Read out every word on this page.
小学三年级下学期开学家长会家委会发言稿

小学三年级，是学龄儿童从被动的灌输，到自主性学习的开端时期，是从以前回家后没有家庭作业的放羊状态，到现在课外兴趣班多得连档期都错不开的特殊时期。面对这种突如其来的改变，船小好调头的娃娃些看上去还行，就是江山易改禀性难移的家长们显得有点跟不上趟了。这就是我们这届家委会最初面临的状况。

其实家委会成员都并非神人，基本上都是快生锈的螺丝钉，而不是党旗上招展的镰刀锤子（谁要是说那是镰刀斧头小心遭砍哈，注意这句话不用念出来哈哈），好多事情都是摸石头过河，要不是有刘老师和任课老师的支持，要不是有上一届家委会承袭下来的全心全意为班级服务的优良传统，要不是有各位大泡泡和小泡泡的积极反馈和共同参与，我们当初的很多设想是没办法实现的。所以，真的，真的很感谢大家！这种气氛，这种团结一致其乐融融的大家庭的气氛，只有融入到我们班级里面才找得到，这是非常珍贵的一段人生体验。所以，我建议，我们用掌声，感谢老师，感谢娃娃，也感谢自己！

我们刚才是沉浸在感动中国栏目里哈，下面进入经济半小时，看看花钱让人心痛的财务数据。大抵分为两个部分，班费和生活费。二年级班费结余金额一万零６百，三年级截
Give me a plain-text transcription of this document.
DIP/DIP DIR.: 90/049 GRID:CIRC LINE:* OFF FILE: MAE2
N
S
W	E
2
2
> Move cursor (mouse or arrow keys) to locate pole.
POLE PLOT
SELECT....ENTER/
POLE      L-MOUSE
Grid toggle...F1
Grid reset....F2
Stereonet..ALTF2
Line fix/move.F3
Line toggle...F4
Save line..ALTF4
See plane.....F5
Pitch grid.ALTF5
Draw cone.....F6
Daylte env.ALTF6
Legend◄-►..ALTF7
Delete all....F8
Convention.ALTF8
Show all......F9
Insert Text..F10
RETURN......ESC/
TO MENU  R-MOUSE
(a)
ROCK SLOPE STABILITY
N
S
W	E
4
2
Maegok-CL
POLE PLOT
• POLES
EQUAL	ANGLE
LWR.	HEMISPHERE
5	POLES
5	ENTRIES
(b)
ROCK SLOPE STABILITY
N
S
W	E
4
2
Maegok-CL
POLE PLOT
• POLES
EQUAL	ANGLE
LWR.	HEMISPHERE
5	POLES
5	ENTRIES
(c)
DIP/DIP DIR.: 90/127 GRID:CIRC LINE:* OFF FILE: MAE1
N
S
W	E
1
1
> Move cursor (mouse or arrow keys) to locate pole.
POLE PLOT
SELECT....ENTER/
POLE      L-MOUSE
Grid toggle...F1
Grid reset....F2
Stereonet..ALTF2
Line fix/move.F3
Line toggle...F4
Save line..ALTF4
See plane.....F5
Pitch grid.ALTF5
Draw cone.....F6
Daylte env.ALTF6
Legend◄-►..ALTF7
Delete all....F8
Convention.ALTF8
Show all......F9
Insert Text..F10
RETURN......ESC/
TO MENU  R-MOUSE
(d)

::::::::

Exercise directions: Reproduce the records word for word.

Full response:
Read out every word on this page.
小学三年级下学期开学家长会家委会发言稿

小学三年级，是学龄儿童从被动的灌输，到自主性学习的开端时期，是从以前回家后没有家庭作业的放羊状态，到现在课外兴趣班多得连档期都错不开的特殊时期。面对这种突如其来的改变，船小好调头的娃娃些看上去还行，就是江山易改禀性难移的家长们显得有点跟不上趟了。这就是我们这届家委会最初面临的状况。

其实家委会成员都并非神人，基本上都是快生锈的螺丝钉，而不是党旗上招展的镰刀锤子（谁要是说那是镰刀斧头小心遭砍哈，注意这句话不用念出来哈哈），好多事情都是摸石头过河，要不是有刘老师和任课老师的支持，要不是有上一届家委会承袭下来的全心全意为班级服务的优良传统，要不是有各位大泡泡和小泡泡的积极反馈和共同参与，我们当初的很多设想是没办法实现的。所以，真的，真的很感谢大家！这种气氛，这种团结一致其乐融融的大家庭的气氛，只有融入到我们班级里面才找得到，这是非常珍贵的一段人生体验。所以，我建议，我们用掌声，感谢老师，感谢娃娃，也感谢自己！

我们刚才是沉浸在感动中国栏目里哈，下面进入经济半小时，看看花钱让人心痛的财务数据。大抵分为两个部分，班费和生活费。二年级班费结余金额一万零６百，三年级截
Give me a plain-text transcription of this document.
DIP/DIP DIR.: 90/049 GRID:CIRC LINE:* OFF FILE: MAE2
N
S
W	E
2
2
> Move cursor (mouse or arrow keys) to locate pole.
POLE PLOT
SELECT....ENTER/
POLE      L-MOUSE
Grid toggle...F1
Grid reset....F2
Stereonet..ALTF2
Line fix/move.F3
Line toggle...F4
Save line..ALTF4
See plane.....F5
Pitch grid.ALTF5
Draw cone.....F6
Daylte env.ALTF6
Legend◄-►..ALTF7
Delete all....F8
Convention.ALTF8
Show all......F9
Insert Text..F10
RETURN......ESC/
TO MENU  R-MOUSE
(a)
ROCK SLOPE STABILITY
N
S
W	E
4
2
Maegok-CL
POLE PLOT
• POLES
EQUAL	ANGLE
LWR.	HEMISPHERE
5	POLES
5	ENTRIES
(b)
ROCK SLOPE STABILITY
N
S
W	E
4
2
Maegok-CL
POLE PLOT
• POLES
EQUAL	ANGLE
LWR.	HEMISPHERE
5	POLES
5	ENTRIES
(c)
DIP/DIP DIR.: 90/127 GRID:CIRC LINE:* OFF FILE: MAE1
N
S
W	E
1
1
> Move cursor (mouse or arrow keys) to locate pole.
POLE PLOT
SELECT....ENTER/
POLE      L-MOUSE
Grid toggle...F1
Grid reset....F2
Stereonet..ALTF2
Line fix/move.F3
Line toggle...F4
Save line..ALTF4
See plane.....F5
Pitch grid.ALTF5
Draw cone.....F6
Daylte env.ALTF6
Legend◄-►..ALTF7
Delete all....F8
Convention.ALTF8
Show all......F9
Insert Text..F10
RETURN......ESC/
TO MENU  R-MOUSE
(d)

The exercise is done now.